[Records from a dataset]
● ● ● ● ●

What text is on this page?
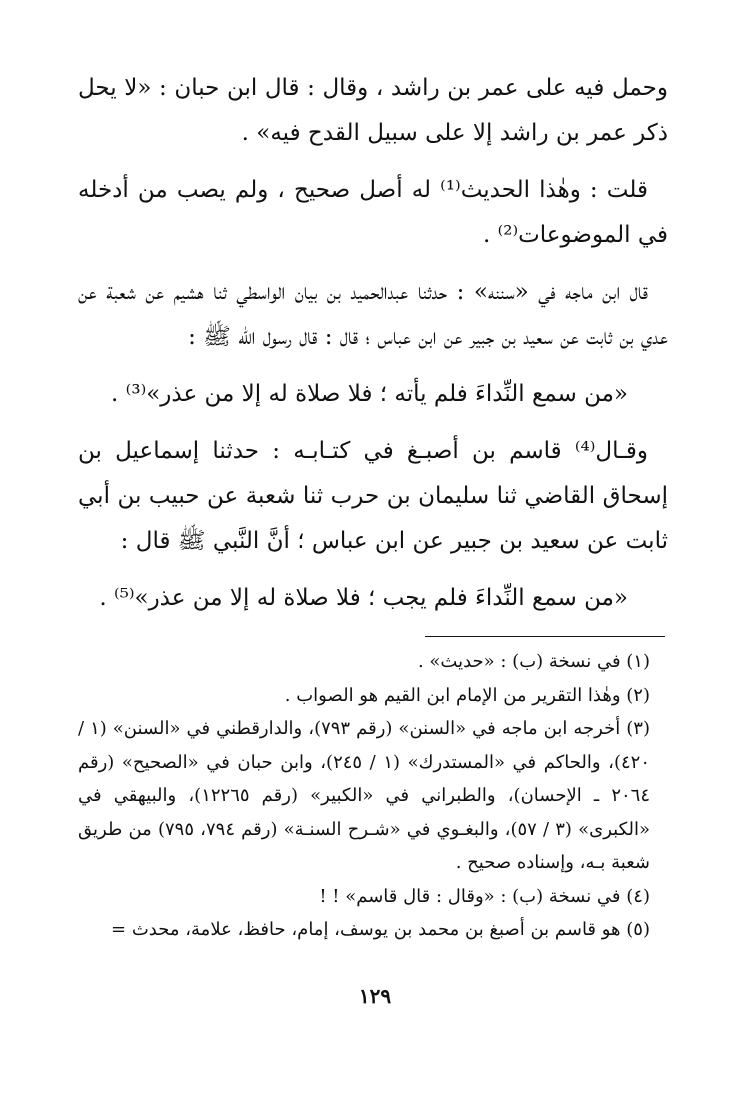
وحمل فيه على عمر بن راشد ، وقال : قال ابن حبان : «لا يحل ذكر عمر بن راشد إلا على سبيل القدح فيه» .

قلت : وهٰذا الحديث⁽¹⁾ له أصل صحيح ، ولم يصب من أدخله في الموضوعات⁽²⁾ .

قال ابن ماجه في «سننه» : حدثنا عبدالحميد بن بيان الواسطي ثنا هشيم عن شعبة عن عدي بن ثابت عن سعيد بن جبير عن ابن عباس ؛ قال : قال رسول الله ﷺ :

«من سمع النِّداءَ فلم يأته ؛ فلا صلاة له إلا من عذر»⁽³⁾ .

وقـال⁽⁴⁾ قاسم بن أصبـغ في كتـابـه : حدثنا إسماعيل بن إسحاق القاضي ثنا سليمان بن حرب ثنا شعبة عن حبيب بن أبي ثابت عن سعيد بن جبير عن ابن عباس ؛ أنَّ النَّبي ﷺ قال :

«من سمع النِّداءَ فلم يجب ؛ فلا صلاة له إلا من عذر»⁽⁵⁾ .

(١) في نسخة (ب) : «حديث» .

(٢) وهٰذا التقرير من الإمام ابن القيم هو الصواب .

(٣) أخرجه ابن ماجه في «السنن» (رقم ٧٩٣)، والدارقطني في «السنن» (١ / ٤٢٠)، والحاكم في «المستدرك» (١ / ٢٤٥)، وابن حبان في «الصحيح» (رقم ٢٠٦٤ ـ الإحسان)، والطبراني في «الكبير» (رقم ١٢٢٦٥)، والبيهقي في «الكبرى» (٣ / ٥٧)، والبغـوي في «شـرح السنـة» (رقم ٧٩٤، ٧٩٥) من طريق شعبة بـه، وإسناده صحيح .

(٤) في نسخة (ب) : «وقال : قال قاسم» ! !

(٥) هو قاسم بن أصبغ بن محمد بن يوسف، إمام، حافظ، علامة، محدث =

١٢٩
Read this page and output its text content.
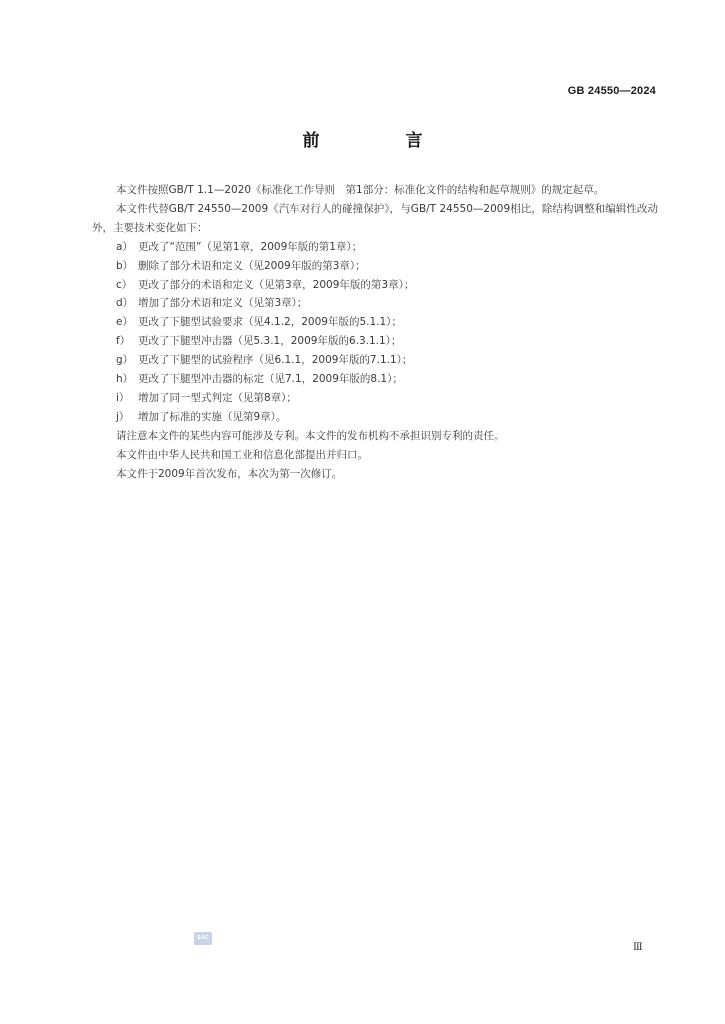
GB 24550—2024
前 言

本文件按照GB/T 1.1—2020《标准化工作导则　第1部分：标准化文件的结构和起草规则》的规定起草。

本文件代替GB/T 24550—2009《汽车对行人的碰撞保护》，与GB/T 24550—2009相比，除结构调整和编辑性改动外，主要技术变化如下：

a） 更改了“范围”（见第1章，2009年版的第1章）；
b） 删除了部分术语和定义（见2009年版的第3章）；
c） 更改了部分的术语和定义（见第3章，2009年版的第3章）；
d） 增加了部分术语和定义（见第3章）；
e） 更改了下腿型试验要求（见4.1.2，2009年版的5.1.1）；
f） 更改了下腿型冲击器（见5.3.1，2009年版的6.3.1.1）；
g） 更改了下腿型的试验程序（见6.1.1，2009年版的7.1.1）；
h） 更改了下腿型冲击器的标定（见7.1，2009年版的8.1）；
i） 增加了同一型式判定（见第8章）；
j） 增加了标准的实施（见第9章）。

请注意本文件的某些内容可能涉及专利。本文件的发布机构不承担识别专利的责任。

本文件由中华人民共和国工业和信息化部提出并归口。

本文件于2009年首次发布，本次为第一次修订。

SAC
Ⅲ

● ● ● ● ●

*Written instruction*
All the material shown above is to be copied exactly, with no pictures carried over.

*Correct response*
What text is on this page?
وحمل فيه على عمر بن راشد ، وقال : قال ابن حبان : «لا يحل ذكر عمر بن راشد إلا على سبيل القدح فيه» .

قلت : وهٰذا الحديث⁽¹⁾ له أصل صحيح ، ولم يصب من أدخله في الموضوعات⁽²⁾ .

قال ابن ماجه في «سننه» : حدثنا عبدالحميد بن بيان الواسطي ثنا هشيم عن شعبة عن عدي بن ثابت عن سعيد بن جبير عن ابن عباس ؛ قال : قال رسول الله ﷺ :

«من سمع النِّداءَ فلم يأته ؛ فلا صلاة له إلا من عذر»⁽³⁾ .

وقـال⁽⁴⁾ قاسم بن أصبـغ في كتـابـه : حدثنا إسماعيل بن إسحاق القاضي ثنا سليمان بن حرب ثنا شعبة عن حبيب بن أبي ثابت عن سعيد بن جبير عن ابن عباس ؛ أنَّ النَّبي ﷺ قال :

«من سمع النِّداءَ فلم يجب ؛ فلا صلاة له إلا من عذر»⁽⁵⁾ .

(١) في نسخة (ب) : «حديث» .

(٢) وهٰذا التقرير من الإمام ابن القيم هو الصواب .

(٣) أخرجه ابن ماجه في «السنن» (رقم ٧٩٣)، والدارقطني في «السنن» (١ / ٤٢٠)، والحاكم في «المستدرك» (١ / ٢٤٥)، وابن حبان في «الصحيح» (رقم ٢٠٦٤ ـ الإحسان)، والطبراني في «الكبير» (رقم ١٢٢٦٥)، والبيهقي في «الكبرى» (٣ / ٥٧)، والبغـوي في «شـرح السنـة» (رقم ٧٩٤، ٧٩٥) من طريق شعبة بـه، وإسناده صحيح .

(٤) في نسخة (ب) : «وقال : قال قاسم» ! !

(٥) هو قاسم بن أصبغ بن محمد بن يوسف، إمام، حافظ، علامة، محدث =

١٢٩
Read this page and output its text content.
GB 24550—2024
前 言

本文件按照GB/T 1.1—2020《标准化工作导则　第1部分：标准化文件的结构和起草规则》的规定起草。

本文件代替GB/T 24550—2009《汽车对行人的碰撞保护》，与GB/T 24550—2009相比，除结构调整和编辑性改动外，主要技术变化如下：

a） 更改了“范围”（见第1章，2009年版的第1章）；
b） 删除了部分术语和定义（见2009年版的第3章）；
c） 更改了部分的术语和定义（见第3章，2009年版的第3章）；
d） 增加了部分术语和定义（见第3章）；
e） 更改了下腿型试验要求（见4.1.2，2009年版的5.1.1）；
f） 更改了下腿型冲击器（见5.3.1，2009年版的6.3.1.1）；
g） 更改了下腿型的试验程序（见6.1.1，2009年版的7.1.1）；
h） 更改了下腿型冲击器的标定（见7.1，2009年版的8.1）；
i） 增加了同一型式判定（见第8章）；
j） 增加了标准的实施（见第9章）。

请注意本文件的某些内容可能涉及专利。本文件的发布机构不承担识别专利的责任。

本文件由中华人民共和国工业和信息化部提出并归口。

本文件于2009年首次发布，本次为第一次修订。

SAC
Ⅲ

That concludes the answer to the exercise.